_The task_
Copy out every record below exactly as written, but leave out any pictures.

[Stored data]
************
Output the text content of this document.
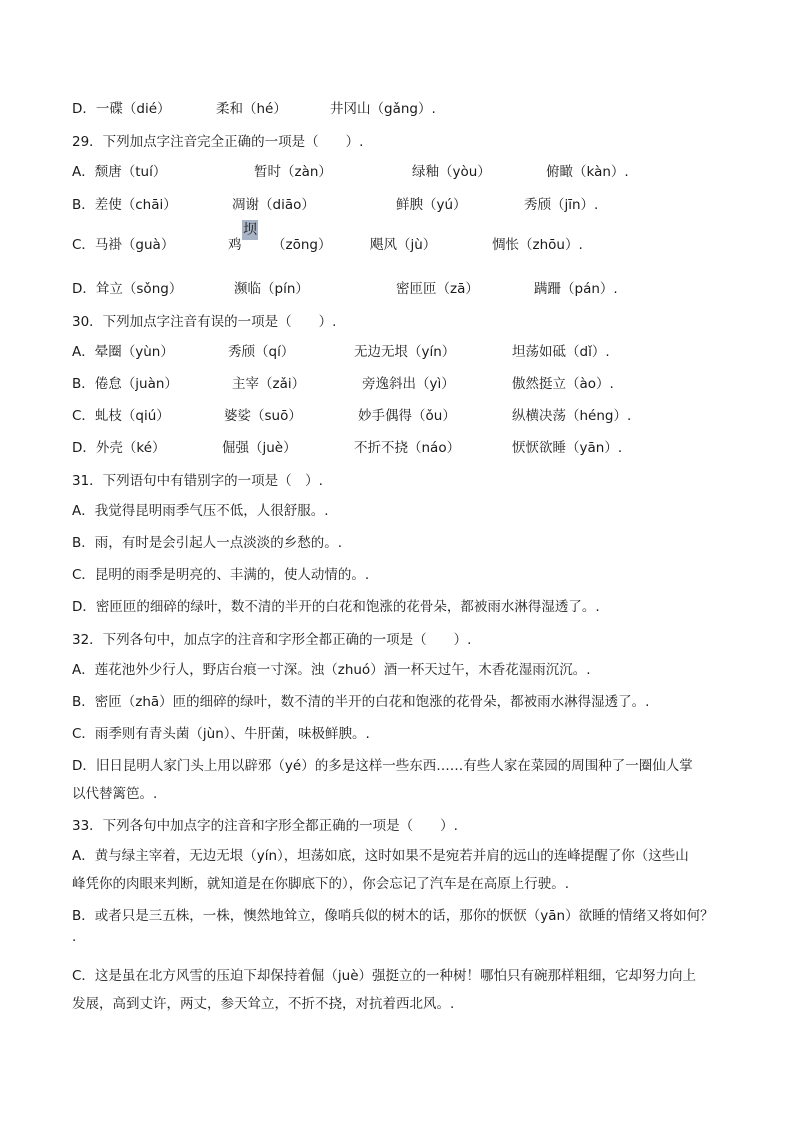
D．一碟（dié）	柔和（hé）	井冈山（gǎng）.
29．下列加点字注音完全正确的一项是（　　）.
A．颓唐（tuí）	暂时（zàn）	绿釉（yòu）	俯瞰（kàn）.
B．差使（chāi）	凋谢（diāo）	鲜腴（yú）	秀颀（jīn）.
C．马褂（guà）	鸡 （zōng）	飓风（jù）	惆怅（zhōu）.
D．耸立（sǒng）	濒临（pín）	密匝匝（zā）	蹒跚（pán）.
30．下列加点字注音有误的一项是（　　）.
A．晕圈（yùn）	秀颀（qí）	无边无垠（yín）	坦荡如砥（dǐ）.
B．倦怠（juàn）	主宰（zǎi）	旁逸斜出（yì）	傲然挺立（ào）.
C．虬枝（qiú）	婆娑（suō）	妙手偶得（ǒu）	纵横决荡（héng）.
D．外壳（ké）	倔强（juè）	不折不挠（náo）	恹恹欲睡（yān）.
31．下列语句中有错别字的一项是（　）.
A．我觉得昆明雨季气压不低，人很舒服。.
B．雨，有时是会引起人一点淡淡的乡愁的。.
C．昆明的雨季是明亮的、丰满的，使人动情的。.
D．密匝匝的细碎的绿叶，数不清的半开的白花和饱涨的花骨朵，都被雨水淋得湿透了。.
32．下列各句中，加点字的注音和字形全都正确的一项是（　　）.
A．莲花池外少行人，野店台痕一寸深。浊（zhuó）酒一杯天过午，木香花湿雨沉沉。.
B．密匝（zhā）匝的细碎的绿叶，数不清的半开的白花和饱涨的花骨朵，都被雨水淋得湿透了。.
C．雨季则有青头菌（jùn）、牛肝菌，味极鲜腴。.
D．旧日昆明人家门头上用以辟邪（yé）的多是这样一些东西……有些人家在菜园的周围种了一圈仙人掌
以代替篱笆。.
33．下列各句中加点字的注音和字形全都正确的一项是（　　）.
A．黄与绿主宰着，无边无垠（yín），坦荡如底，这时如果不是宛若并肩的远山的连峰提醒了你（这些山
峰凭你的肉眼来判断，就知道是在你脚底下的），你会忘记了汽车是在高原上行驶。.
B．或者只是三五株，一株，懊然地耸立，像哨兵似的树木的话，那你的恹恹（yān）欲睡的情绪又将如何？
.
C．这是虽在北方风雪的压迫下却保持着倔（juè）强挺立的一种树！哪怕只有碗那样粗细，它却努力向上
发展，高到丈许，两丈，参天耸立，不折不挠，对抗着西北风。.
坝
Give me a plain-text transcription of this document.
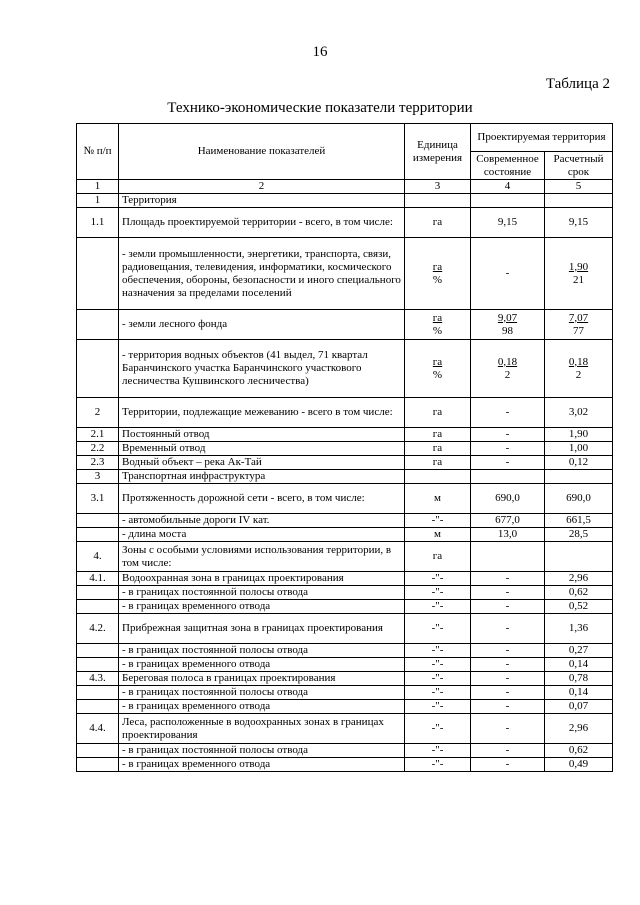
16
Таблица 2
Технико-экономические показатели территории
№ п/п	Наименование показателей	Единица измерения	Проектируемая территория	
			Современное состояние	Расчетный срок
1	2	3	4	5
1	Территория			
1.1	Площадь проектируемой территории - всего, в том числе:	га	9,15	9,15
	- земли промышленности, энергетики, транспорта, связи, радиовещания, телевидения, информатики, космического обеспечения, обороны, безопасности и иного специального назначения за пределами поселений	$\frac{га}{\%}$	-	$\frac{1,90}{21}$

	- земли лесного фонда	$\frac{га}{\%}$	$\frac{9,07}{98}$	$\frac{7,07}{77}$

	- территория водных объектов (41 выдел, 71 квартал Баранчинского участка Баранчинского участкового лесничества Кушвинского лесничества)	$\frac{га}{\%}$	$\frac{0,18}{2}$	$\frac{0,18}{2}$

2	Территории, подлежащие межеванию - всего в том числе:	га	-	3,02
2.1	Постоянный отвод	га	-	1,90
2.2	Временный отвод	га	-	1,00
2.3	Водный объект – река Ак-Тай	га	-	0,12
3	Транспортная инфраструктура			
3.1	Протяженность дорожной сети - всего, в том числе:	м	690,0	690,0
	- автомобильные дороги IV кат.	-"-	677,0	661,5
	- длина моста	м	13,0	28,5
4.	Зоны с особыми условиями использования территории, в том числе:	га		
4.1.	Водоохранная зона в границах проектирования	-"-	-	2,96
	- в границах постоянной полосы отвода	-"-	-	0,62
	- в границах временного отвода	-"-	-	0,52
4.2.	Прибрежная защитная зона в границах проектирования	-"-	-	1,36
	- в границах постоянной полосы отвода	-"-	-	0,27
	- в границах временного отвода	-"-	-	0,14
4.3.	Береговая полоса в границах проектирования	-"-	-	0,78
	- в границах постоянной полосы отвода	-"-	-	0,14
	- в границах временного отвода	-"-	-	0,07
4.4.	Леса, расположенные в водоохранных зонах в границах проектирования	-"-	-	2,96
	- в границах постоянной полосы отвода	-"-	-	0,62
	- в границах временного отвода	-"-	-	0,49
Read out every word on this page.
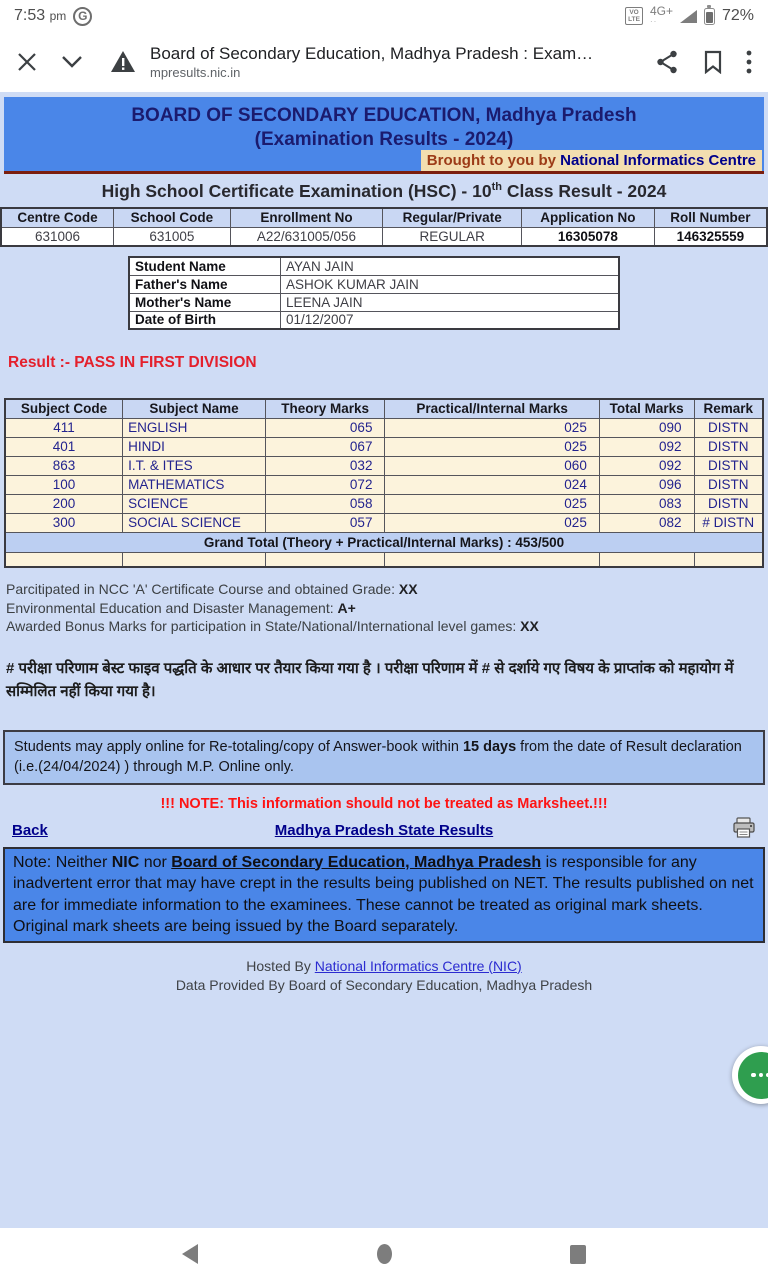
7:53 pm G	VO
LTE
4G+ ․․	72%
Board of Secondary Education, Madhya Pradesh : Exam…
mpresults.nic.in
BOARD OF SECONDARY EDUCATION, Madhya Pradesh
(Examination Results - 2024)
Brought to you by National Informatics Centre
High School Certificate Examination (HSC) - 10th Class Result - 2024
Centre Code	School Code	Enrollment No	Regular/Private	Application No	Roll Number
631006	631005	A22/631005/056	REGULAR	16305078	146325559
Student Name	AYAN JAIN
Father's Name	ASHOK KUMAR JAIN
Mother's Name	LEENA JAIN
Date of Birth	01/12/2007
Result :- PASS IN FIRST DIVISION
Subject Code	Subject Name	Theory Marks	Practical/Internal Marks	Total Marks	Remark
411	ENGLISH	065	025	090	DISTN
401	HINDI	067	025	092	DISTN
863	I.T. & ITES	032	060	092	DISTN
100	MATHEMATICS	072	024	096	DISTN
200	SCIENCE	058	025	083	DISTN
300	SOCIAL SCIENCE	057	025	082	# DISTN
Grand Total (Theory + Practical/Internal Marks) : 453/500					

Parcitipated in NCC 'A' Certificate Course and obtained Grade: XX
Environmental Education and Disaster Management: A+
Awarded Bonus Marks for participation in State/National/International level games: XX
# परीक्षा परिणाम बेस्ट फाइव पद्धति के आधार पर तैयार किया गया है । परीक्षा परिणाम में # से दर्शाये गए विषय के प्राप्तांक को महायोग में सम्मिलित नहीं किया गया है।
Students may apply online for Re-totaling/copy of Answer-book within 15 days from the date of Result declaration (i.e.(24/04/2024) ) through M.P. Online only.
!!! NOTE: This information should not be treated as Marksheet.!!!
Back	Madhya Pradesh State Results
Note: Neither NIC nor Board of Secondary Education, Madhya Pradesh is responsible for any inadvertent error that may have crept in the results being published on NET. The results published on net are for immediate information to the examinees. These cannot be treated as original mark sheets. Original mark sheets are being issued by the Board separately.
Hosted By National Informatics Centre (NIC)
Data Provided By Board of Secondary Education, Madhya Pradesh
************
_Reply_
Output the text content of this document.
D．一碟（dié）	柔和（hé）	井冈山（gǎng）.
29．下列加点字注音完全正确的一项是（　　）.
A．颓唐（tuí）	暂时（zàn）	绿釉（yòu）	俯瞰（kàn）.
B．差使（chāi）	凋谢（diāo）	鲜腴（yú）	秀颀（jīn）.
C．马褂（guà）	鸡 （zōng）	飓风（jù）	惆怅（zhōu）.
D．耸立（sǒng）	濒临（pín）	密匝匝（zā）	蹒跚（pán）.
30．下列加点字注音有误的一项是（　　）.
A．晕圈（yùn）	秀颀（qí）	无边无垠（yín）	坦荡如砥（dǐ）.
B．倦怠（juàn）	主宰（zǎi）	旁逸斜出（yì）	傲然挺立（ào）.
C．虬枝（qiú）	婆娑（suō）	妙手偶得（ǒu）	纵横决荡（héng）.
D．外壳（ké）	倔强（juè）	不折不挠（náo）	恹恹欲睡（yān）.
31．下列语句中有错别字的一项是（　）.
A．我觉得昆明雨季气压不低，人很舒服。.
B．雨，有时是会引起人一点淡淡的乡愁的。.
C．昆明的雨季是明亮的、丰满的，使人动情的。.
D．密匝匝的细碎的绿叶，数不清的半开的白花和饱涨的花骨朵，都被雨水淋得湿透了。.
32．下列各句中，加点字的注音和字形全都正确的一项是（　　）.
A．莲花池外少行人，野店台痕一寸深。浊（zhuó）酒一杯天过午，木香花湿雨沉沉。.
B．密匝（zhā）匝的细碎的绿叶，数不清的半开的白花和饱涨的花骨朵，都被雨水淋得湿透了。.
C．雨季则有青头菌（jùn）、牛肝菌，味极鲜腴。.
D．旧日昆明人家门头上用以辟邪（yé）的多是这样一些东西……有些人家在菜园的周围种了一圈仙人掌
以代替篱笆。.
33．下列各句中加点字的注音和字形全都正确的一项是（　　）.
A．黄与绿主宰着，无边无垠（yín），坦荡如底，这时如果不是宛若并肩的远山的连峰提醒了你（这些山
峰凭你的肉眼来判断，就知道是在你脚底下的），你会忘记了汽车是在高原上行驶。.
B．或者只是三五株，一株，懊然地耸立，像哨兵似的树木的话，那你的恹恹（yān）欲睡的情绪又将如何？
.
C．这是虽在北方风雪的压迫下却保持着倔（juè）强挺立的一种树！哪怕只有碗那样粗细，它却努力向上
发展，高到丈许，两丈，参天耸立，不折不挠，对抗着西北风。.
坝
Give me a plain-text transcription of this document.
16
Таблица 2
Технико-экономические показатели территории
№ п/п	Наименование показателей	Единица измерения	Проектируемая территория	
			Современное состояние	Расчетный срок
1	2	3	4	5
1	Территория			
1.1	Площадь проектируемой территории - всего, в том числе:	га	9,15	9,15
	- земли промышленности, энергетики, транспорта, связи, радиовещания, телевидения, информатики, космического обеспечения, обороны, безопасности и иного специального назначения за пределами поселений	$\frac{га}{\%}$	-	$\frac{1,90}{21}$

	- земли лесного фонда	$\frac{га}{\%}$	$\frac{9,07}{98}$	$\frac{7,07}{77}$

	- территория водных объектов (41 выдел, 71 квартал Баранчинского участка Баранчинского участкового лесничества Кушвинского лесничества)	$\frac{га}{\%}$	$\frac{0,18}{2}$	$\frac{0,18}{2}$

2	Территории, подлежащие межеванию - всего в том числе:	га	-	3,02
2.1	Постоянный отвод	га	-	1,90
2.2	Временный отвод	га	-	1,00
2.3	Водный объект – река Ак-Тай	га	-	0,12
3	Транспортная инфраструктура			
3.1	Протяженность дорожной сети - всего, в том числе:	м	690,0	690,0
	- автомобильные дороги IV кат.	-"-	677,0	661,5
	- длина моста	м	13,0	28,5
4.	Зоны с особыми условиями использования территории, в том числе:	га		
4.1.	Водоохранная зона в границах проектирования	-"-	-	2,96
	- в границах постоянной полосы отвода	-"-	-	0,62
	- в границах временного отвода	-"-	-	0,52
4.2.	Прибрежная защитная зона в границах проектирования	-"-	-	1,36
	- в границах постоянной полосы отвода	-"-	-	0,27
	- в границах временного отвода	-"-	-	0,14
4.3.	Береговая полоса в границах проектирования	-"-	-	0,78
	- в границах постоянной полосы отвода	-"-	-	0,14
	- в границах временного отвода	-"-	-	0,07
4.4.	Леса, расположенные в водоохранных зонах в границах проектирования	-"-	-	2,96
	- в границах постоянной полосы отвода	-"-	-	0,62
	- в границах временного отвода	-"-	-	0,49
Read out every word on this page.
7:53 pm G	VO
LTE
4G+ ․․	72%
Board of Secondary Education, Madhya Pradesh : Exam…
mpresults.nic.in
BOARD OF SECONDARY EDUCATION, Madhya Pradesh
(Examination Results - 2024)
Brought to you by National Informatics Centre
High School Certificate Examination (HSC) - 10th Class Result - 2024
Centre Code	School Code	Enrollment No	Regular/Private	Application No	Roll Number
631006	631005	A22/631005/056	REGULAR	16305078	146325559
Student Name	AYAN JAIN
Father's Name	ASHOK KUMAR JAIN
Mother's Name	LEENA JAIN
Date of Birth	01/12/2007
Result :- PASS IN FIRST DIVISION
Subject Code	Subject Name	Theory Marks	Practical/Internal Marks	Total Marks	Remark
411	ENGLISH	065	025	090	DISTN
401	HINDI	067	025	092	DISTN
863	I.T. & ITES	032	060	092	DISTN
100	MATHEMATICS	072	024	096	DISTN
200	SCIENCE	058	025	083	DISTN
300	SOCIAL SCIENCE	057	025	082	# DISTN
Grand Total (Theory + Practical/Internal Marks) : 453/500					

Parcitipated in NCC 'A' Certificate Course and obtained Grade: XX
Environmental Education and Disaster Management: A+
Awarded Bonus Marks for participation in State/National/International level games: XX
# परीक्षा परिणाम बेस्ट फाइव पद्धति के आधार पर तैयार किया गया है । परीक्षा परिणाम में # से दर्शाये गए विषय के प्राप्तांक को महायोग में सम्मिलित नहीं किया गया है।
Students may apply online for Re-totaling/copy of Answer-book within 15 days from the date of Result declaration (i.e.(24/04/2024) ) through M.P. Online only.
!!! NOTE: This information should not be treated as Marksheet.!!!
Back	Madhya Pradesh State Results
Note: Neither NIC nor Board of Secondary Education, Madhya Pradesh is responsible for any inadvertent error that may have crept in the results being published on NET. The results published on net are for immediate information to the examinees. These cannot be treated as original mark sheets. Original mark sheets are being issued by the Board separately.
Hosted By National Informatics Centre (NIC)
Data Provided By Board of Secondary Education, Madhya Pradesh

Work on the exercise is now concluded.